EXTRACTED ENTRIES =>
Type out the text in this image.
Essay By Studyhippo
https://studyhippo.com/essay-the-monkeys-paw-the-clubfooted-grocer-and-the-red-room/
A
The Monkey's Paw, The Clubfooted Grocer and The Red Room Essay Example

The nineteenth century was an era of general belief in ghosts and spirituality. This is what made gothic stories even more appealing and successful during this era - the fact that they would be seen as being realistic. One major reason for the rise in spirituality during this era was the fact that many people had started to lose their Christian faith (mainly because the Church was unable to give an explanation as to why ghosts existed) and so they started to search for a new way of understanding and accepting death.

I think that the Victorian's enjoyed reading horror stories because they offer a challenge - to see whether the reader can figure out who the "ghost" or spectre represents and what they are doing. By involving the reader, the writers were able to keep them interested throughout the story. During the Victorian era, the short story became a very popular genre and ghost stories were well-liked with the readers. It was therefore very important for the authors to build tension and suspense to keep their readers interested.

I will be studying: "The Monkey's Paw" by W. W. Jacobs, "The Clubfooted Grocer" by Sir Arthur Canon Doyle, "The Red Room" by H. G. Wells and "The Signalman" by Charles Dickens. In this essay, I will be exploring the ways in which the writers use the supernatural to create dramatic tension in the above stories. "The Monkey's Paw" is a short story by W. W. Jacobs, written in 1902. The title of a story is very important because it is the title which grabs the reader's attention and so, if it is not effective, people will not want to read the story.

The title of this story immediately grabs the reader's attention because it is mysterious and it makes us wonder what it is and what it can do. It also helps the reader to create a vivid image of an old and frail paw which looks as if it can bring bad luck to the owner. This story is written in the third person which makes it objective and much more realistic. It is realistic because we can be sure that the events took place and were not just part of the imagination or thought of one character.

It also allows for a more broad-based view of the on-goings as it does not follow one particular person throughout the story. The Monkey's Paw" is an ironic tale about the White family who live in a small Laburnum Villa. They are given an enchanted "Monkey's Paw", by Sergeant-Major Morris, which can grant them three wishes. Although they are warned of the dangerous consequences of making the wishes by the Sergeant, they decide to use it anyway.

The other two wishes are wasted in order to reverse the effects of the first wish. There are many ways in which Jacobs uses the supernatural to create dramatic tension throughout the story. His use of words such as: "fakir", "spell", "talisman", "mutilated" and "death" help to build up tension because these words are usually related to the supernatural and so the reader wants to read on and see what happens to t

OBJECTIVE => Look for lines containing the string "dramatic" and copy them all.

SOLVED PROBLEM =>
I will be studying: "The Monkey's Paw" by W. W. Jacobs, "The Clubfooted Grocer" by Sir Arthur Canon Doyle, "The Red Room" by H. G. Wells and "The Signalman" by Charles Dickens. In this essay, I will be exploring the ways in which the writers use the supernatural to create dramatic tension in the above stories. "The Monkey's Paw" is a short story by W. W. Jacobs, written in 1902. The title of a story is very important because it is the title which grabs the reader's attention and so, if it is not effective, people will not want to read the story.
The other two wishes are wasted in order to reverse the effects of the first wish. There are many ways in which Jacobs uses the supernatural to create dramatic tension throughout the story. His use of words such as: "fakir", "spell", "talisman", "mutilated" and "death" help to build up tension because these words are usually related to the supernatural and so the reader wants to read on and see what happens to t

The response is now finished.